— BEGIN Extracted data —
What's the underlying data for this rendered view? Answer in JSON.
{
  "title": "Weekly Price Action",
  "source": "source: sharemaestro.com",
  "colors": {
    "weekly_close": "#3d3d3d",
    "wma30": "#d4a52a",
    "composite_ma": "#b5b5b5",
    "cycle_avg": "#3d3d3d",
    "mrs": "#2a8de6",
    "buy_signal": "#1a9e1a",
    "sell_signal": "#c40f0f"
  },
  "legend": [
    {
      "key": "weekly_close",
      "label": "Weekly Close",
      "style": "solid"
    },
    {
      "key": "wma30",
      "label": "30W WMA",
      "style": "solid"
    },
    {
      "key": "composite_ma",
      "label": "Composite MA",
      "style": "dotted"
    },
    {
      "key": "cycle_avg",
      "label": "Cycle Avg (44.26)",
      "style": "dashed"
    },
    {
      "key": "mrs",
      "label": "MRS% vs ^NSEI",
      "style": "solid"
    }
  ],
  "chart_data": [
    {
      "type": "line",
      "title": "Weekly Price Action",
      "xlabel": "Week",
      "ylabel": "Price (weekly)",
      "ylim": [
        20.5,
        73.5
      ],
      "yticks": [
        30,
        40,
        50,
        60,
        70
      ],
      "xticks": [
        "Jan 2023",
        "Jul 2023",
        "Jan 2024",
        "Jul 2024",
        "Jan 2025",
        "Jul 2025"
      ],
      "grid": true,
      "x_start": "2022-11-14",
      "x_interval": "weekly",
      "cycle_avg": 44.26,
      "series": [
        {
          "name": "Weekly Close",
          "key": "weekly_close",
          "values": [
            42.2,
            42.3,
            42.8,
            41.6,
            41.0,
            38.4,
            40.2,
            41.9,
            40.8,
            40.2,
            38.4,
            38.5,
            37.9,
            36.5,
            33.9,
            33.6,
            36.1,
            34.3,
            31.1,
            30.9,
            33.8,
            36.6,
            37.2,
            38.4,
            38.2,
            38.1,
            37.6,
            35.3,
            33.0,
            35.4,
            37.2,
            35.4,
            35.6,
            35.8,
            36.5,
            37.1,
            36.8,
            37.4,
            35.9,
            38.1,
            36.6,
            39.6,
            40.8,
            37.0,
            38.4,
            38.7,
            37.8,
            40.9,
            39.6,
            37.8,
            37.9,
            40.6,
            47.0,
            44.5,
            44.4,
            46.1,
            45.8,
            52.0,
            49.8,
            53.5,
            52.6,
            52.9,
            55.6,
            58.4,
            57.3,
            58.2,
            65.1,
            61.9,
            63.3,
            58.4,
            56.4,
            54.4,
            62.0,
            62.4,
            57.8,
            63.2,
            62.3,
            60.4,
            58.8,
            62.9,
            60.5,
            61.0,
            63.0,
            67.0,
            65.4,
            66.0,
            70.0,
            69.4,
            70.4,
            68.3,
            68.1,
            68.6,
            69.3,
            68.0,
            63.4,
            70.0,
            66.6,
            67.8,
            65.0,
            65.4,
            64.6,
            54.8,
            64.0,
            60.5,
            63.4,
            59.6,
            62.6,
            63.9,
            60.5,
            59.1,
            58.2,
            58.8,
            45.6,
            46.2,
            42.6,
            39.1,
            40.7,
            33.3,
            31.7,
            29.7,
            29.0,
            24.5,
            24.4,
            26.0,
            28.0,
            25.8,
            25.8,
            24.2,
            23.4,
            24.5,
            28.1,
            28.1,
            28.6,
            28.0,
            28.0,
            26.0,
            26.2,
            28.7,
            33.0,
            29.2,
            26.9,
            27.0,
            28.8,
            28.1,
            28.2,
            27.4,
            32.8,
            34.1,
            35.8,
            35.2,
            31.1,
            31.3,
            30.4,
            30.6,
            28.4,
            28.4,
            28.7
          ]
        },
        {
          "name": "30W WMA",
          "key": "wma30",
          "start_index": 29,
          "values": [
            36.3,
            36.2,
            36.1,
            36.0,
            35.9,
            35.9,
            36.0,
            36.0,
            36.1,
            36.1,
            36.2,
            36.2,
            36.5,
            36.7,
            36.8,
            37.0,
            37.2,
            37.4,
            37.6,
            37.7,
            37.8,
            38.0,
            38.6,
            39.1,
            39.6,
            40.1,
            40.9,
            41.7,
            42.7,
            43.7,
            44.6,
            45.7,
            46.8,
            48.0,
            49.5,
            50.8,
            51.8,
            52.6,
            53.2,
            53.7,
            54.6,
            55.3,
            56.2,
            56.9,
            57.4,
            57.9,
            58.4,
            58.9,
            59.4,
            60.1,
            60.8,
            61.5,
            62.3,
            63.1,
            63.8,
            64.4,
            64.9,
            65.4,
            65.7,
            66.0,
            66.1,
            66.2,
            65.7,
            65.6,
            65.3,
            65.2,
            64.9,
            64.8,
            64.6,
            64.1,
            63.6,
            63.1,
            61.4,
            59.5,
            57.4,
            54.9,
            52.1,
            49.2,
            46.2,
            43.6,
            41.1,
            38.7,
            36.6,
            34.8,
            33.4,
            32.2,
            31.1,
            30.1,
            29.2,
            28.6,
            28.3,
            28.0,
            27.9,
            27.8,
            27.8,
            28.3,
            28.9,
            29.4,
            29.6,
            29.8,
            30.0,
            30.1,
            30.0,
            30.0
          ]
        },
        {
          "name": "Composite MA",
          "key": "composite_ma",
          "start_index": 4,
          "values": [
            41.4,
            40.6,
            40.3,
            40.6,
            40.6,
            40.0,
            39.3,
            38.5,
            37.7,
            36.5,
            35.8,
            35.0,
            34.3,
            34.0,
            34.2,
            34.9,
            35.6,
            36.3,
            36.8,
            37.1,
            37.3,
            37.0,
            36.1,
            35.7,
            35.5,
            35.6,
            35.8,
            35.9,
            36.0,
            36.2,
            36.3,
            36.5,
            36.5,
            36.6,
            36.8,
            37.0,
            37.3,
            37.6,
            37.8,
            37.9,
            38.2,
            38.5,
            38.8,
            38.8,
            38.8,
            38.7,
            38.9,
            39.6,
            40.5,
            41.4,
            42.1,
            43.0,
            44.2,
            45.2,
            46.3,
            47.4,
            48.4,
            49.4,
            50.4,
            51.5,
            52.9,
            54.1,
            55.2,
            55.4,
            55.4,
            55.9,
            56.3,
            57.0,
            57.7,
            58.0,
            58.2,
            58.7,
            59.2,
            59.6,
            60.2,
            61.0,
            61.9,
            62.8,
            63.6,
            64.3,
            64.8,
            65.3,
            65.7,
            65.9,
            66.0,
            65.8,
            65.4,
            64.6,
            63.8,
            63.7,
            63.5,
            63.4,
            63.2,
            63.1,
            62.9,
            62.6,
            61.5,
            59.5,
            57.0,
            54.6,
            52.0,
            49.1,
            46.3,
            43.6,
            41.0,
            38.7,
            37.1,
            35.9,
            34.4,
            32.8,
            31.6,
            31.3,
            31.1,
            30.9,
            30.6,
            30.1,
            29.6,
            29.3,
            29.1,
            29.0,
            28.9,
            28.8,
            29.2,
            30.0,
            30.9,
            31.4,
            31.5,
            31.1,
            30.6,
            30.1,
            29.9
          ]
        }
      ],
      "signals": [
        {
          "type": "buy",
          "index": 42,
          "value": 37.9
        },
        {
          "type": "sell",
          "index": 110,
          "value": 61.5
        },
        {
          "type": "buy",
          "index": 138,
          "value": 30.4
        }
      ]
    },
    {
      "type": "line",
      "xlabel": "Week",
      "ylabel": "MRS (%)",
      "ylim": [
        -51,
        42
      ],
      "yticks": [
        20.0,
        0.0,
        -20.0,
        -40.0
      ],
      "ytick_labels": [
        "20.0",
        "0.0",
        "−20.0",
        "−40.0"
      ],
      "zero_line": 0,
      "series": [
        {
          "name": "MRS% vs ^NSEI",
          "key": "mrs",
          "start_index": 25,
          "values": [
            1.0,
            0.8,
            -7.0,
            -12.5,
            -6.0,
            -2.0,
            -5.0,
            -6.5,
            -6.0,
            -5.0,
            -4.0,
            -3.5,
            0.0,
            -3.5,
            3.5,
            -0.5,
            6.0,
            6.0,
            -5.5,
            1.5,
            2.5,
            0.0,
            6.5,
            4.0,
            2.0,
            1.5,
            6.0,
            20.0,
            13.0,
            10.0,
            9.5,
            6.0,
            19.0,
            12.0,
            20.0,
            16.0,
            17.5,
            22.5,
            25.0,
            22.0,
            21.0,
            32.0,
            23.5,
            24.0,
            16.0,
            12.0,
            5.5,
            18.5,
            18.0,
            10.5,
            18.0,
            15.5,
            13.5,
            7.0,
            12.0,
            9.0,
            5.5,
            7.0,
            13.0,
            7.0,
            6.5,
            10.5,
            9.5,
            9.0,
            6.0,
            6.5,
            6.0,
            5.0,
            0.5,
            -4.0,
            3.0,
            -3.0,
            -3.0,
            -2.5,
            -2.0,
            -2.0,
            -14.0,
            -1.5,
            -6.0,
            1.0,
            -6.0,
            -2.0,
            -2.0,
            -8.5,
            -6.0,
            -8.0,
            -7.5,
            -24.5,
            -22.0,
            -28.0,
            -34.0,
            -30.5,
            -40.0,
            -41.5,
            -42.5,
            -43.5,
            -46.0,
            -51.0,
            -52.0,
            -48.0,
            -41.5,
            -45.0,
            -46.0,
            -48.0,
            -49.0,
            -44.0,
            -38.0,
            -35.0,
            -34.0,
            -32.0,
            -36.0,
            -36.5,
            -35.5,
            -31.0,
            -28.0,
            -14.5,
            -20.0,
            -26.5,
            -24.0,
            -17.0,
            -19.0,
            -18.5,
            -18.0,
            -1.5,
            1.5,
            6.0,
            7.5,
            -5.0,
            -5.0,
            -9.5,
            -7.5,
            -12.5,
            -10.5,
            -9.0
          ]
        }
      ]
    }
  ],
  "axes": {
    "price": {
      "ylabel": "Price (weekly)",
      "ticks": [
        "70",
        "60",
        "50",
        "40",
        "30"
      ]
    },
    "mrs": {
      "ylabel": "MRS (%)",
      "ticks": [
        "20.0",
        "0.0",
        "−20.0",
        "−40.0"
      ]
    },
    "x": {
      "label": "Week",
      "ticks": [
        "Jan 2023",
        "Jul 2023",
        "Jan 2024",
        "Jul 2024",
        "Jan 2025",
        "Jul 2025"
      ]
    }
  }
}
— END Extracted data —
> **What the task asks**: List each line of the records that holds the string "title".

> **Answer for the task**:
  "title": "Weekly Price Action",
      "title": "Weekly Price Action",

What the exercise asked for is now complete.